# History of the recurve



## Kitsap (Dec 24, 2002)

Indians of the Southwest made deflex tip bows to take advantage of the often inferior materials they had available in their tree-poor area of the world. Indians of the Northwest were reported to use reflex and recurve design techniques to squeeze the performance of a longer bow into a shorter length (among other reasons, because it handled better in the dense woodlands of the Northwest). Ishi was reported to have made sinew backed bows - the sinew backing inducing a refex into the bow. In addition, Europeans no doubt were sometimes known to bring bows from the old country.

Recommend that you get hold of volume three of the Traditional Bower's Bible and read Tim Baker's article on "Bows of the World".


----------



## ex-diver (Dec 20, 2002)

*Recurves*

Thanks Kitsap, I've been following the Turks, Scythian and Mongolian influence with their bow styles. Man they date way back.
Out for now.


----------



## Guest (Jul 5, 2003)

*being creek indian i will answer this*

yes indians cut there teeth on every bow except the compound had we had that back then trust me you and i would be typing in geronimo...visit your local museum on indian cultre and look at the waay they designed just like modrn bow in man ,many ways....wondering if they used 100 grain rocks for broadheads or 125 yea well iam too....


----------



## ex-diver (Dec 20, 2002)

*Yes indeed*

Any tribe or culture that provided food and clothing from shooting sticks has my respect then and now. History is cool.
Out for now


----------



## Kitsap (Dec 24, 2002)

Fact is that the so called 'Horse Bow' in the hands of a skilled warrior was quite a bit superior to the pioneer's single shot muskets in everything but range and power. A warrior could get off 6 aimed arrows for every musket shot. Also, black powder was difficult to get (or make) so it was always in short supply (the difficult-to-make part really comes in the granulation stage).


----------



## don s (Mar 7, 2003)

check out the " encyclopedia of native american bows, arrows and quivers ". volumes 1 and 2. by steve allely and jim hamm. if your really into native american self bows you won't be dissapointed.

don


----------



## ex-diver (Dec 20, 2002)

### Given information
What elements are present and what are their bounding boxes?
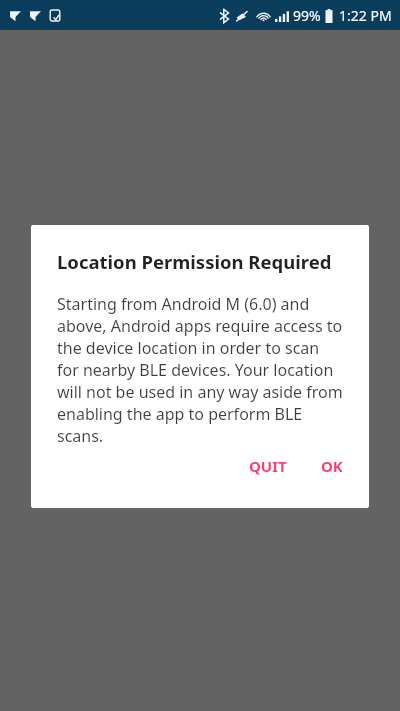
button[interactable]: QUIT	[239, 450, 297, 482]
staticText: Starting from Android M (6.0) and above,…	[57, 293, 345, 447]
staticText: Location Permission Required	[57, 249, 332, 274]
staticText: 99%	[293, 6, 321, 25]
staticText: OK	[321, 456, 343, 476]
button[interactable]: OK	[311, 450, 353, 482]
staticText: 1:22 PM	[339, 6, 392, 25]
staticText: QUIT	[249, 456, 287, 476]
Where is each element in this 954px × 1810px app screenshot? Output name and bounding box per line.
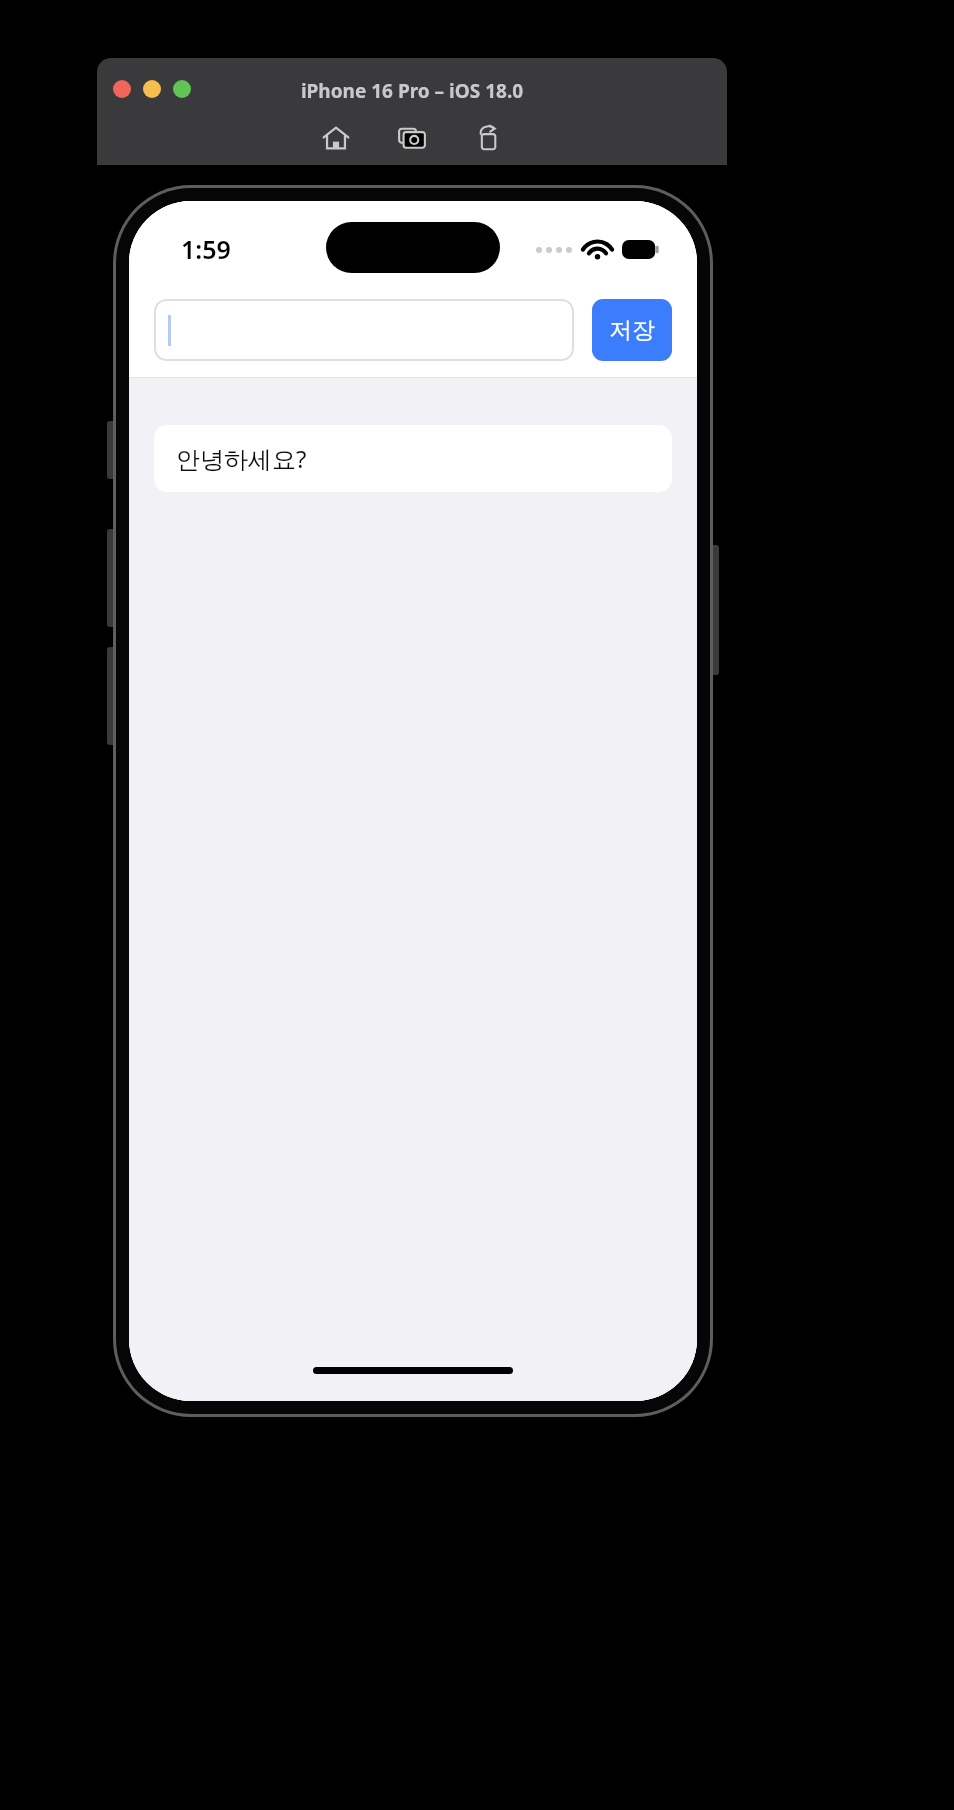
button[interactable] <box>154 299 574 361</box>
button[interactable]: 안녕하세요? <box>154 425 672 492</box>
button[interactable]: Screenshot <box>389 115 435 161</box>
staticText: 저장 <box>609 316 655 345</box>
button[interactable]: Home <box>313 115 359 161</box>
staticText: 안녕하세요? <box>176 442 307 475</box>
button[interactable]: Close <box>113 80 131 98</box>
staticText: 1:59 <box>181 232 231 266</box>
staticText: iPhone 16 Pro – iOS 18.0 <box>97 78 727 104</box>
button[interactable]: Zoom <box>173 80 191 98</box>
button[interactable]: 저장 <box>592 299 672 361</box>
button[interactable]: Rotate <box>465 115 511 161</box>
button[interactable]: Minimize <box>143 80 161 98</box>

### What to work on
Could you carry the forum thread on the history of the recurve forward from where it stops?

### Output of the exercise
*Books*

Don s,
I have looked at these books and maybe someday I'll be able to put them in my library. Jim Hamm also has one out called "Bows and Arrows of the Native Americans" I think I may have looked through it, but I'm not sure. Looks like another quest for sure.
Out for now


----------



## arrowhawk (Feb 21, 2003)

I was told that Mongolian's invented the recurve bow because there longbow would hit the horses side when they released the arrows. The game they used to play was. They would bury enemys with just there head showing, ride by on horseback and shoot for the persons head. (who needs polo) with a sport like that.


----------



## ex-diver (Dec 20, 2002)

*Polo anyone?*

I guess you could say it pays to be a winner or a Mongol. Yes I've heard the same thing about their recurves, makes sense though. I'm finding out more and more short bows can be very lethal and a blast to shoot.
Out for now


----------



## don s (Mar 7, 2003)

ex-diver, i also have "bows and arrows of the native americans" by jim hamm. another excellent book.
don


----------



## Seymour (Aug 25, 2003)

Short bows mostly came into vogue in the Americas with the introduction of the horse, although short bows were common among seafarers because they were easier to manage from a kayak or canoe. 

The natives used an augmented pinch release for the most part. The pinch of the short bow's string on this release caused the archers to employ shorter arrows and shorter draws instead of thumbrings like the Mongols. The bows were strengthened accordingly to compensate for the short draws. They would actually stack significantly near the shooter's armpit and attempts to pull them all the way back to the "standard" anchor point usually break them or the shooter.

The natives also employed sinew and horn in a manner similar to the Asiatic bows. 

Sinew backed bows were so powerful in fact that they forced the Spanish Conquistadores to adopt the native quilted cotton body armor favored in the Southeast and Mexico over their own plate steel body armor. Obsidian especially can cause nasty wounds after it perforates steel because it tends to shatter and each fragment has fresh, razor-sharp edges to do more damage.

Altaic peoples took a little different approach, using the thumbs instead of the fingers. Their bows were designed to be used from horseback and featured "sihas" rather than recurves in many instances. 

The siha differs from the recurve in that it is narrow and the string actually loops around it rather than resting on it. This makes the bow very quiet and also very efficient. The draw is not dissimilar to a compound with no letoff, that is to say it seems to reach peak weight sooner and then hold on to it longer than with a conventional recurve thus storing a little bit more energy probably. 

Asiatic horse archers could reliably hit three foot targets at 75 yards from horseback and, with short arrows and overdraw appliances attached to the bow wrist, they could hit horses at 400 yards or more causing havoc when the animals went crazy.

In addition to the short, barbed-headed, long range arrows they also carried longer, heavier short range arrows with chisel heads similar to the English Bodkins that would handily penetrate most body armor.

One short range training drill involved shooting into one's mount's hoofprints while at full gallop. This was practiced to facilitate a common tactic where the horsemen would pretend to retreat then fire back at their pursuing foes. It seems to have been a very old tactic too, being employed by the Parthians against the Romans in Mesopotamia.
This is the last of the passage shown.